Stored data entries:
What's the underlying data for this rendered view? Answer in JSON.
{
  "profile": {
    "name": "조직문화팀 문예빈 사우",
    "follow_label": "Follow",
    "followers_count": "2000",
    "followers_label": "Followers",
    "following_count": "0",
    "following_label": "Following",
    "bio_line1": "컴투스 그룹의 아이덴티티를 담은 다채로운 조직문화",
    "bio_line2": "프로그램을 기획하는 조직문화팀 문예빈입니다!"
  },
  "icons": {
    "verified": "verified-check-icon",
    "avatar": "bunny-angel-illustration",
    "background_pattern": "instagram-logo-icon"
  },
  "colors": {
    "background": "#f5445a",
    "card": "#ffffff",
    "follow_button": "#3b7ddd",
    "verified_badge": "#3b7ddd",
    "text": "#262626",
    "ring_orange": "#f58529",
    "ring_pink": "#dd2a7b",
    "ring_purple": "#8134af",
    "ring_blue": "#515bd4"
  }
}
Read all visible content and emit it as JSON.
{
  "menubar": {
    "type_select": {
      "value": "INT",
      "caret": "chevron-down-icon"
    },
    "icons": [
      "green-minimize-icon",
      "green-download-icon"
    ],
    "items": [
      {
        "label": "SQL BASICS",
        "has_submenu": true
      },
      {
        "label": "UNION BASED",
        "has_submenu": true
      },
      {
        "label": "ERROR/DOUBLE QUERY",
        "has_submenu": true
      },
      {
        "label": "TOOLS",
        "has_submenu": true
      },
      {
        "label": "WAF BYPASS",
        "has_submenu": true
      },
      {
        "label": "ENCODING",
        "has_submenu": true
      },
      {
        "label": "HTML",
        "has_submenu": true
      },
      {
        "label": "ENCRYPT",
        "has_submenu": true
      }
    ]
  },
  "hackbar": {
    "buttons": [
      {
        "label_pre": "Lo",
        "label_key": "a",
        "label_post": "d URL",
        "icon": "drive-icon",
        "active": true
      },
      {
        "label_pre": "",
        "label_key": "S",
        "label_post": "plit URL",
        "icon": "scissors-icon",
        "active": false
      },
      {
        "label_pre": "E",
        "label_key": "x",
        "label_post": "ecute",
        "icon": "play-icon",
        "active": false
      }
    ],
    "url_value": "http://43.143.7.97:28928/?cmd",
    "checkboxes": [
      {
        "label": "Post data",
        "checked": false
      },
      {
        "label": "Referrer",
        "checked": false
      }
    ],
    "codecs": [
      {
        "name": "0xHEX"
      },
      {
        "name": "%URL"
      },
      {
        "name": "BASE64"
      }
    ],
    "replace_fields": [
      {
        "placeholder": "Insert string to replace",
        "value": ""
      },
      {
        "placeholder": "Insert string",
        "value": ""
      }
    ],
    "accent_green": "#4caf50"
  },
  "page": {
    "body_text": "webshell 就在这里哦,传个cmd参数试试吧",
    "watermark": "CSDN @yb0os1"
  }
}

AIM OF THE TASK:
Show all lines from the records above where the word "string" occurs.

EXPECTED OUTPUT:
        "placeholder": "Insert string to replace",
        "placeholder": "Insert string",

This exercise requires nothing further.